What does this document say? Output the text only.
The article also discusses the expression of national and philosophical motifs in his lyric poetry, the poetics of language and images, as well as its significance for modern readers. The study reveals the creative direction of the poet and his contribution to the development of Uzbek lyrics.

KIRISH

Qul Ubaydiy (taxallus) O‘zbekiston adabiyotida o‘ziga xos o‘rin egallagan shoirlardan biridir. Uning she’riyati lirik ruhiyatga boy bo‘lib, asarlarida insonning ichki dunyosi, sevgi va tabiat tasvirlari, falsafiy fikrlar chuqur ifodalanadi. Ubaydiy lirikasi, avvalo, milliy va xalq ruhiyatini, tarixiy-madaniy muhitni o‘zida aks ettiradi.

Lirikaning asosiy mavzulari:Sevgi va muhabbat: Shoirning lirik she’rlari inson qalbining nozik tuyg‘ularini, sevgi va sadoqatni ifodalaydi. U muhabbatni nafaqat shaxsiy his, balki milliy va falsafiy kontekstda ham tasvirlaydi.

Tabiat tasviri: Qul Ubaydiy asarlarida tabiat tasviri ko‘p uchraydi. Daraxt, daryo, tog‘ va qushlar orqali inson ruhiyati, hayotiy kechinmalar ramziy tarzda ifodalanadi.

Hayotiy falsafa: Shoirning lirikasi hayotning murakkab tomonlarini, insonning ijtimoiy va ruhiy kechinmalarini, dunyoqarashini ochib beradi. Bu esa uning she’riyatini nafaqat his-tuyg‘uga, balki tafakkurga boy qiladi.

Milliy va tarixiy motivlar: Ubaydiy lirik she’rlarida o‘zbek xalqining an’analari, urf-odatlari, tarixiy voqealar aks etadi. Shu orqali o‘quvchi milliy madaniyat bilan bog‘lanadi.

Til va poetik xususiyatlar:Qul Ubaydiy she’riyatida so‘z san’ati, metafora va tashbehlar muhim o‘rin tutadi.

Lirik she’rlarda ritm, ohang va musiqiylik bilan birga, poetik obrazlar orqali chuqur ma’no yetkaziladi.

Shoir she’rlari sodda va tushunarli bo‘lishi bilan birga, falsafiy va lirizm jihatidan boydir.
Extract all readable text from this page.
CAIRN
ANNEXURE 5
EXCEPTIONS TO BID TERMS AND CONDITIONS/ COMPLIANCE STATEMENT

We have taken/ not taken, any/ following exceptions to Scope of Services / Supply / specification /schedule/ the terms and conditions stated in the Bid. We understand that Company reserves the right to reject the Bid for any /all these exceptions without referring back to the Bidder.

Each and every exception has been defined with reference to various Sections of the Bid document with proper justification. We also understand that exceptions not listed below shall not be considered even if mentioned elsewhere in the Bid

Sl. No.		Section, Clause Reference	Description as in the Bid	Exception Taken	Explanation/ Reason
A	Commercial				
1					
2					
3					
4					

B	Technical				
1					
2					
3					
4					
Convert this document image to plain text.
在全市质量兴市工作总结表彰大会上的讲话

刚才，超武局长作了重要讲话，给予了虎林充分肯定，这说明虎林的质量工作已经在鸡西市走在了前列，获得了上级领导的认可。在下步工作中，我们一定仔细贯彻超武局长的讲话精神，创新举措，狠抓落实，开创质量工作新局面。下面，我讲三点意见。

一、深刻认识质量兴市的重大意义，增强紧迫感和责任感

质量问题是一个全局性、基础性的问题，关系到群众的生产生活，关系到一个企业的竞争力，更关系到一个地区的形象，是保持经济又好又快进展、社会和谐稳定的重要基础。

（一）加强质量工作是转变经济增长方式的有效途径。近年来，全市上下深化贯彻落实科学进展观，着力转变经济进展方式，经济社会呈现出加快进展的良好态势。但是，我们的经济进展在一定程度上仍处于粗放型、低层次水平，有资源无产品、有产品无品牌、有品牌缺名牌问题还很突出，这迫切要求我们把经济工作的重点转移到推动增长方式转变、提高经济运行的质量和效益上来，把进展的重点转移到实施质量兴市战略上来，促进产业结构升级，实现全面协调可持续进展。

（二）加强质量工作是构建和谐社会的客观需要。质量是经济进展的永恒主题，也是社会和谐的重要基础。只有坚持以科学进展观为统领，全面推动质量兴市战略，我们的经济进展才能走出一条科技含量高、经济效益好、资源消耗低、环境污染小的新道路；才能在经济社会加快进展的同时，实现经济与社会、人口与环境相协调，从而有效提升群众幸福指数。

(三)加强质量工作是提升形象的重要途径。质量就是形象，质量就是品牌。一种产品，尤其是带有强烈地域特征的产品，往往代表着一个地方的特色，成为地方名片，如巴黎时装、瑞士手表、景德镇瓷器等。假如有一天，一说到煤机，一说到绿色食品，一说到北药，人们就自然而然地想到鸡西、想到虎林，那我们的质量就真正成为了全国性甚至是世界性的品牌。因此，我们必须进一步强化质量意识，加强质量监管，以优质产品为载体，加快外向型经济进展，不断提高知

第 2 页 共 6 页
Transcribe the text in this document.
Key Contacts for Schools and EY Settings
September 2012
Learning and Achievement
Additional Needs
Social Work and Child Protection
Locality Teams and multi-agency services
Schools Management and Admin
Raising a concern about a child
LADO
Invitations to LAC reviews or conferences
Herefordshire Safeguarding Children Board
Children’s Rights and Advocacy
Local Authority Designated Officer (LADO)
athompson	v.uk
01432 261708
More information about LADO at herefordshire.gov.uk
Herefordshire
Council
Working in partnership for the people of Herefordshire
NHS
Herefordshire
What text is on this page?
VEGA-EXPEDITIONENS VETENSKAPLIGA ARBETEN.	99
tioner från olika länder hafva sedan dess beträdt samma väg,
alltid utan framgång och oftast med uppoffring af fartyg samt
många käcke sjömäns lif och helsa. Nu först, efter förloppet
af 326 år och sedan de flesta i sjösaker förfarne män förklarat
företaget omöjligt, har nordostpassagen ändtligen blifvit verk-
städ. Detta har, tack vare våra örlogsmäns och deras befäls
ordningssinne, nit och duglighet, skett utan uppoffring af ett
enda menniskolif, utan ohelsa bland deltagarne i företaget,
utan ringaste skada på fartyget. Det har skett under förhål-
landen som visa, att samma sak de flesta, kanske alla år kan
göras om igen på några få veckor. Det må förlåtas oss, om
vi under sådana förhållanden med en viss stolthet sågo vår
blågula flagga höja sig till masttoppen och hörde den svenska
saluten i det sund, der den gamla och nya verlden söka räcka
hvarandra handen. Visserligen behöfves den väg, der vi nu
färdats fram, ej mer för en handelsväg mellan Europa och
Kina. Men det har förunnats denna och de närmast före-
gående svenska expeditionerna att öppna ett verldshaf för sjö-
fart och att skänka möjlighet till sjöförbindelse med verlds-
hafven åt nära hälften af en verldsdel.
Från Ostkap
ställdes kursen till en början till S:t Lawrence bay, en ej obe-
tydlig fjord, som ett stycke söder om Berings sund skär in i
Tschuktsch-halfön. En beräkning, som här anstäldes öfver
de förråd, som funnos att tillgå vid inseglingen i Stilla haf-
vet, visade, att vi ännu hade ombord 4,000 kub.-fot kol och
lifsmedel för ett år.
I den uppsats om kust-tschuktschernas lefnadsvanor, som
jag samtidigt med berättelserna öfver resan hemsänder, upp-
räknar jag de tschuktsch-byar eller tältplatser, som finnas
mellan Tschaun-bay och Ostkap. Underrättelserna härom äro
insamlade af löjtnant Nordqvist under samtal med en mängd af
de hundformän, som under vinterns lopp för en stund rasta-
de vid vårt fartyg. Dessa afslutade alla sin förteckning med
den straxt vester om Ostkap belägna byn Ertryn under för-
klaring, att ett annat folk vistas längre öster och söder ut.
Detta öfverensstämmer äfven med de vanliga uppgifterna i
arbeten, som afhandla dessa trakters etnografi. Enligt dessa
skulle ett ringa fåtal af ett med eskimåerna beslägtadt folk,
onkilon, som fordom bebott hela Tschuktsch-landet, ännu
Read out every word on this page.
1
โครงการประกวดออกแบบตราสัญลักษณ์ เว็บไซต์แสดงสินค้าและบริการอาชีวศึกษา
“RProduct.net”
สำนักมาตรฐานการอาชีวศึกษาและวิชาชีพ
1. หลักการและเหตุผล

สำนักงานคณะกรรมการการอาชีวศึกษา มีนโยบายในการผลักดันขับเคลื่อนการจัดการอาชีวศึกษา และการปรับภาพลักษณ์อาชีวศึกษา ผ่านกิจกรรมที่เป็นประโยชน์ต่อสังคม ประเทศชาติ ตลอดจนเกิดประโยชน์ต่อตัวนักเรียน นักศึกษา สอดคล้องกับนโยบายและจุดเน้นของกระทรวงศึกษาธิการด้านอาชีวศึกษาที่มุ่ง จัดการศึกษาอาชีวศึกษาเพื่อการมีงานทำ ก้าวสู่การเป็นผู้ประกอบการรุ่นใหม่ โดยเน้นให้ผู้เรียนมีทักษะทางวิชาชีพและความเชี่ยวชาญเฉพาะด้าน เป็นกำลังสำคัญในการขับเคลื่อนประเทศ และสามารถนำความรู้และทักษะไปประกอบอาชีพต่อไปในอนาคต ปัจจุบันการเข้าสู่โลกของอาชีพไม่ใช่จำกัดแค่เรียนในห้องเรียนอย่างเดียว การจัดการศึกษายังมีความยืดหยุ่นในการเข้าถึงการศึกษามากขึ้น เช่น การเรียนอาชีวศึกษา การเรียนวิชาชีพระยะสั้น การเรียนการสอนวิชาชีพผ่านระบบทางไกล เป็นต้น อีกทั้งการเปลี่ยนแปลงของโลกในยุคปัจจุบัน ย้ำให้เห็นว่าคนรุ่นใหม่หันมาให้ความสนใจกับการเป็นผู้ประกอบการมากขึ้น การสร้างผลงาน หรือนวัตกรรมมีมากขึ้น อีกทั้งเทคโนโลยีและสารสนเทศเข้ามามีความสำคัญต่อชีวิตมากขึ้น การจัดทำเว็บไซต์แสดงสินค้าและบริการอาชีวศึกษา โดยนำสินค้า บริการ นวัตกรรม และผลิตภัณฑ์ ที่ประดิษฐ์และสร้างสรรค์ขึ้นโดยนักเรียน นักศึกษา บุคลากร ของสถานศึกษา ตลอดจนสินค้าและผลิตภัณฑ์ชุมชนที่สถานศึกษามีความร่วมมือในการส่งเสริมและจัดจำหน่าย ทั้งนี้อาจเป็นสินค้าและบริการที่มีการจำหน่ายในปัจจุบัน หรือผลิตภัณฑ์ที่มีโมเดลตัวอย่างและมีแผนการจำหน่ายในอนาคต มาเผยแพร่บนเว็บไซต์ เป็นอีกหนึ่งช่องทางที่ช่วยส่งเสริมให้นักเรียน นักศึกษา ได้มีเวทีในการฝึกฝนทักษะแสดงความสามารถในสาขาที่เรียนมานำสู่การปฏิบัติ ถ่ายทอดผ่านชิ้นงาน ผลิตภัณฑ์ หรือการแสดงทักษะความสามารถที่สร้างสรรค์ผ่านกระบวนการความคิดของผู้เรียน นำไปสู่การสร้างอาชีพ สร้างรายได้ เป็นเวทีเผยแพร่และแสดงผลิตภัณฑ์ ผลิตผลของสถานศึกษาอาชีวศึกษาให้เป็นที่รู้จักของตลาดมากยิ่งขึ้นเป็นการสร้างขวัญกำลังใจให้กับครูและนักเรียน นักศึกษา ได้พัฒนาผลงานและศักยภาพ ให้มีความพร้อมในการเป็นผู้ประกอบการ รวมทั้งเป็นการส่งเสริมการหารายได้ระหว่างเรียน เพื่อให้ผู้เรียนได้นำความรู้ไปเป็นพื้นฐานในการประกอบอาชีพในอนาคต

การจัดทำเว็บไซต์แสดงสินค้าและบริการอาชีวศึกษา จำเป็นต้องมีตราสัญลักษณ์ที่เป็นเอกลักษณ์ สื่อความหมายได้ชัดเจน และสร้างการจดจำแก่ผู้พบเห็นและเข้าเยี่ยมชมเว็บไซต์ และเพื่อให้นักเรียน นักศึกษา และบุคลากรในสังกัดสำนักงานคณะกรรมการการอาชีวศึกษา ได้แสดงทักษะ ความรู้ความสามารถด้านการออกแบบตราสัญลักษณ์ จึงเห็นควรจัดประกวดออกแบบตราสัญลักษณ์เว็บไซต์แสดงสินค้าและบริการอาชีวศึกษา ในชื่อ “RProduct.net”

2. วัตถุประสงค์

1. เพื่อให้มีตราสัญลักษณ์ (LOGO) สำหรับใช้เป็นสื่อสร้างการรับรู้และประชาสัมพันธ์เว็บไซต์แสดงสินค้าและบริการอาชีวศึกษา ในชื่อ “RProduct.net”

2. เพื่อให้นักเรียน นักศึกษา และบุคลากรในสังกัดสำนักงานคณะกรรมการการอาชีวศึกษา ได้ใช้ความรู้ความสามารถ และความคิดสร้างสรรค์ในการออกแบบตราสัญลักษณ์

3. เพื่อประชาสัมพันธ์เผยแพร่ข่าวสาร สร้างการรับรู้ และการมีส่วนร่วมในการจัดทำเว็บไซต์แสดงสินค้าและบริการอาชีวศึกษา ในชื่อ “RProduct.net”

** Stated exercise **
The word "mellan" appears in how many lines of the data? Answer with only the number.

** Answer to the task **
2